> REQUEST
Repeat every record below exactly, omitting any pictures.

> INPUT
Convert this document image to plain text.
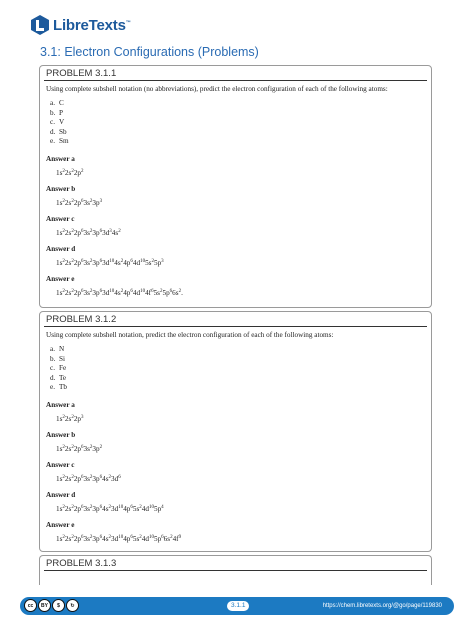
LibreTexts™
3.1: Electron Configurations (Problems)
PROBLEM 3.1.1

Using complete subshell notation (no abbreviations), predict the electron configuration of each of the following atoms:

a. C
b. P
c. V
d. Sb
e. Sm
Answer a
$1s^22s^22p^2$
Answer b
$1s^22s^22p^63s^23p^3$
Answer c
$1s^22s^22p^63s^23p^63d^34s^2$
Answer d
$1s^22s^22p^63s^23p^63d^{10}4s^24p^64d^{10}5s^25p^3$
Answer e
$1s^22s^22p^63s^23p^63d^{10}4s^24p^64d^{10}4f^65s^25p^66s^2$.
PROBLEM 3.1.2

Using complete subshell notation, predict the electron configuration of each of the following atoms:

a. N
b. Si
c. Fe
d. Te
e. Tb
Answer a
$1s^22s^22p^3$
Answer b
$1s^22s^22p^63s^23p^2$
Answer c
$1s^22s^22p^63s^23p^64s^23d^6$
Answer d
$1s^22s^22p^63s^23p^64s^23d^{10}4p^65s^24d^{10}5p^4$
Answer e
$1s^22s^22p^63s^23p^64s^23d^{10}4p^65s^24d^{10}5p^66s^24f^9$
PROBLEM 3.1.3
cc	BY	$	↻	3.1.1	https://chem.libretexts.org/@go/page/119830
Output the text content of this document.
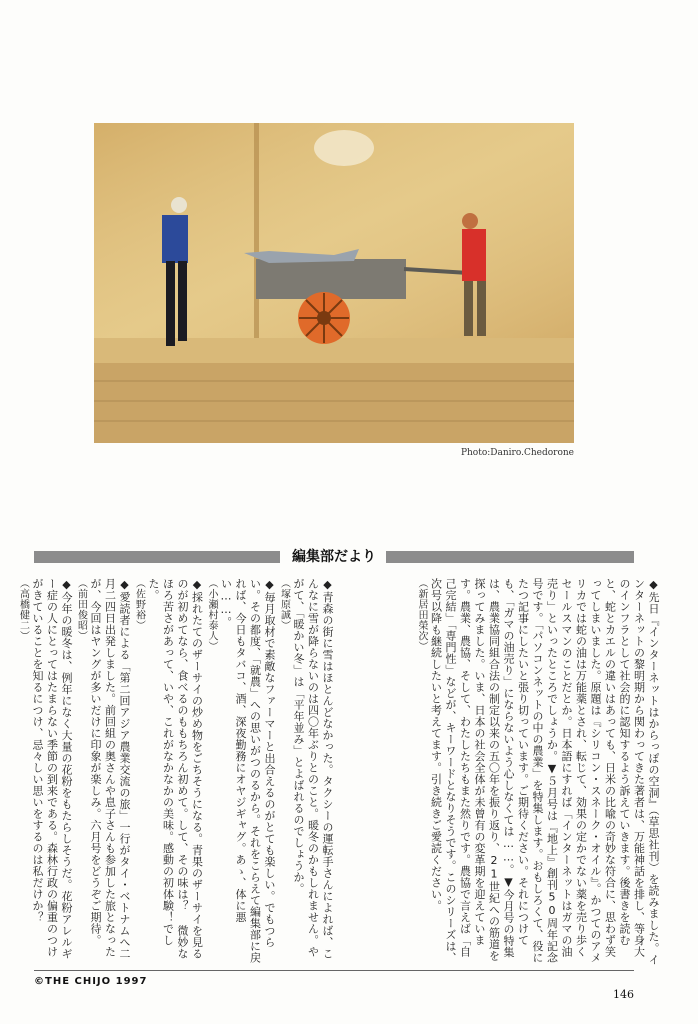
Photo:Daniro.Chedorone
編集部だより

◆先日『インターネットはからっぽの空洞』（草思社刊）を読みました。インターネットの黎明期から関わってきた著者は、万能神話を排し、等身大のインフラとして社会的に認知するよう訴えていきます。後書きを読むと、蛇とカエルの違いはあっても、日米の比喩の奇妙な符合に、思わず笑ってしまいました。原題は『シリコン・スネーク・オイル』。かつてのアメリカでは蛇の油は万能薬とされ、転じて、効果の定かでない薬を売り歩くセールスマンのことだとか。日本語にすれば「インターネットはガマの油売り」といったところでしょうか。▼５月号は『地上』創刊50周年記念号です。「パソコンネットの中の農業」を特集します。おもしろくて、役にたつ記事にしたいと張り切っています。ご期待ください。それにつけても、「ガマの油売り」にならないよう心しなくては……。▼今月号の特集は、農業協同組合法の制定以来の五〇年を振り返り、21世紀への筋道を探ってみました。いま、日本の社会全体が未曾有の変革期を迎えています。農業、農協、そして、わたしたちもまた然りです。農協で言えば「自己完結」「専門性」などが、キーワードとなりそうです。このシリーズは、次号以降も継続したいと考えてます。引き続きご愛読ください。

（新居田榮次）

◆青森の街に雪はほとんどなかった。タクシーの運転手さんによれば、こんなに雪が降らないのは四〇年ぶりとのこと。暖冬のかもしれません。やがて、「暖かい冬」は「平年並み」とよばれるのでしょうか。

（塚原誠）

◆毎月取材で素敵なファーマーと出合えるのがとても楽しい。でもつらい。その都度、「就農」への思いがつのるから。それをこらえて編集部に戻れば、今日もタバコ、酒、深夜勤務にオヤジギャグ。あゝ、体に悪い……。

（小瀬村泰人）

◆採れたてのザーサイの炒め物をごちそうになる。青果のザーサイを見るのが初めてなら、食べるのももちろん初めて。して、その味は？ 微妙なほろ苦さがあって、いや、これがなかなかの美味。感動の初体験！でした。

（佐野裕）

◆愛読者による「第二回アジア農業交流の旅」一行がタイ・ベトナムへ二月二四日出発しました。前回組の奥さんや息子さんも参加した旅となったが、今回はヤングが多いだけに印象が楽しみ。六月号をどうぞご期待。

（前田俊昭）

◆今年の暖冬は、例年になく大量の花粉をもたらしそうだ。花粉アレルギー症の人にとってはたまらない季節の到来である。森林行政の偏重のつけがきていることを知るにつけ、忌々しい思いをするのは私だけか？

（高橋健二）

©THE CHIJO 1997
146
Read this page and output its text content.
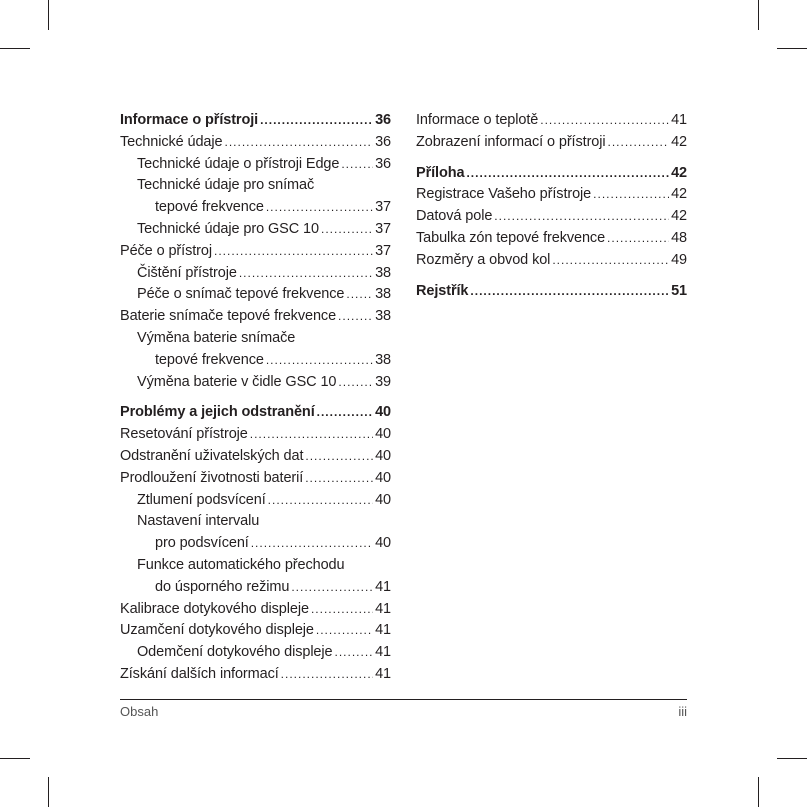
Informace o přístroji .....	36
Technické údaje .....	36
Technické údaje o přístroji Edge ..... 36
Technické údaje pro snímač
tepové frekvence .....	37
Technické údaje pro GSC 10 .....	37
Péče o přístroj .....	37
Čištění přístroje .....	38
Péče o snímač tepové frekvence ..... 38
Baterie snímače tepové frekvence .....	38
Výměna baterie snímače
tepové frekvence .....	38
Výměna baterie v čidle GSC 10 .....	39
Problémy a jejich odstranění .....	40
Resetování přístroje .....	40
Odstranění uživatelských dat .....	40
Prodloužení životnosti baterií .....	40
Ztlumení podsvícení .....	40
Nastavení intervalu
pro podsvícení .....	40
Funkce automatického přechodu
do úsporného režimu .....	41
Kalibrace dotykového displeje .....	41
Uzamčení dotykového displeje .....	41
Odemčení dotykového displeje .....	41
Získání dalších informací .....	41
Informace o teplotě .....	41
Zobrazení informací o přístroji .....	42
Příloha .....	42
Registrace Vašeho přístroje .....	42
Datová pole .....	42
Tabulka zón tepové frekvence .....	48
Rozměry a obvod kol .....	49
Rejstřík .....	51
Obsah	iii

> ANSWER FOR THE TASK
Convert this document image to plain text.
LibreTexts™
3.1: Electron Configurations (Problems)
PROBLEM 3.1.1

Using complete subshell notation (no abbreviations), predict the electron configuration of each of the following atoms:

a. C
b. P
c. V
d. Sb
e. Sm
Answer a
$1s^22s^22p^2$
Answer b
$1s^22s^22p^63s^23p^3$
Answer c
$1s^22s^22p^63s^23p^63d^34s^2$
Answer d
$1s^22s^22p^63s^23p^63d^{10}4s^24p^64d^{10}5s^25p^3$
Answer e
$1s^22s^22p^63s^23p^63d^{10}4s^24p^64d^{10}4f^65s^25p^66s^2$.
PROBLEM 3.1.2

Using complete subshell notation, predict the electron configuration of each of the following atoms:

a. N
b. Si
c. Fe
d. Te
e. Tb
Answer a
$1s^22s^22p^3$
Answer b
$1s^22s^22p^63s^23p^2$
Answer c
$1s^22s^22p^63s^23p^64s^23d^6$
Answer d
$1s^22s^22p^63s^23p^64s^23d^{10}4p^65s^24d^{10}5p^4$
Answer e
$1s^22s^22p^63s^23p^64s^23d^{10}4p^65s^24d^{10}5p^66s^24f^9$
PROBLEM 3.1.3
cc	BY	$	↻	3.1.1	https://chem.libretexts.org/@go/page/119830
Output the text content of this document.
Photo:Daniro.Chedorone
編集部だより

◆先日『インターネットはからっぽの空洞』（草思社刊）を読みました。インターネットの黎明期から関わってきた著者は、万能神話を排し、等身大のインフラとして社会的に認知するよう訴えていきます。後書きを読むと、蛇とカエルの違いはあっても、日米の比喩の奇妙な符合に、思わず笑ってしまいました。原題は『シリコン・スネーク・オイル』。かつてのアメリカでは蛇の油は万能薬とされ、転じて、効果の定かでない薬を売り歩くセールスマンのことだとか。日本語にすれば「インターネットはガマの油売り」といったところでしょうか。▼５月号は『地上』創刊50周年記念号です。「パソコンネットの中の農業」を特集します。おもしろくて、役にたつ記事にしたいと張り切っています。ご期待ください。それにつけても、「ガマの油売り」にならないよう心しなくては……。▼今月号の特集は、農業協同組合法の制定以来の五〇年を振り返り、21世紀への筋道を探ってみました。いま、日本の社会全体が未曾有の変革期を迎えています。農業、農協、そして、わたしたちもまた然りです。農協で言えば「自己完結」「専門性」などが、キーワードとなりそうです。このシリーズは、次号以降も継続したいと考えてます。引き続きご愛読ください。

（新居田榮次）

◆青森の街に雪はほとんどなかった。タクシーの運転手さんによれば、こんなに雪が降らないのは四〇年ぶりとのこと。暖冬のかもしれません。やがて、「暖かい冬」は「平年並み」とよばれるのでしょうか。

（塚原誠）

◆毎月取材で素敵なファーマーと出合えるのがとても楽しい。でもつらい。その都度、「就農」への思いがつのるから。それをこらえて編集部に戻れば、今日もタバコ、酒、深夜勤務にオヤジギャグ。あゝ、体に悪い……。

（小瀬村泰人）

◆採れたてのザーサイの炒め物をごちそうになる。青果のザーサイを見るのが初めてなら、食べるのももちろん初めて。して、その味は？ 微妙なほろ苦さがあって、いや、これがなかなかの美味。感動の初体験！でした。

（佐野裕）

◆愛読者による「第二回アジア農業交流の旅」一行がタイ・ベトナムへ二月二四日出発しました。前回組の奥さんや息子さんも参加した旅となったが、今回はヤングが多いだけに印象が楽しみ。六月号をどうぞご期待。

（前田俊昭）

◆今年の暖冬は、例年になく大量の花粉をもたらしそうだ。花粉アレルギー症の人にとってはたまらない季節の到来である。森林行政の偏重のつけがきていることを知るにつけ、忌々しい思いをするのは私だけか？

（高橋健二）

©THE CHIJO 1997
146
Read this page and output its text content.
Informace o přístroji .....	36
Technické údaje .....	36
Technické údaje o přístroji Edge ..... 36
Technické údaje pro snímač
tepové frekvence .....	37
Technické údaje pro GSC 10 .....	37
Péče o přístroj .....	37
Čištění přístroje .....	38
Péče o snímač tepové frekvence ..... 38
Baterie snímače tepové frekvence .....	38
Výměna baterie snímače
tepové frekvence .....	38
Výměna baterie v čidle GSC 10 .....	39
Problémy a jejich odstranění .....	40
Resetování přístroje .....	40
Odstranění uživatelských dat .....	40
Prodloužení životnosti baterií .....	40
Ztlumení podsvícení .....	40
Nastavení intervalu
pro podsvícení .....	40
Funkce automatického přechodu
do úsporného režimu .....	41
Kalibrace dotykového displeje .....	41
Uzamčení dotykového displeje .....	41
Odemčení dotykového displeje .....	41
Získání dalších informací .....	41
Informace o teplotě .....	41
Zobrazení informací o přístroji .....	42
Příloha .....	42
Registrace Vašeho přístroje .....	42
Datová pole .....	42
Tabulka zón tepové frekvence .....	48
Rozměry a obvod kol .....	49
Rejstřík .....	51
Obsah	iii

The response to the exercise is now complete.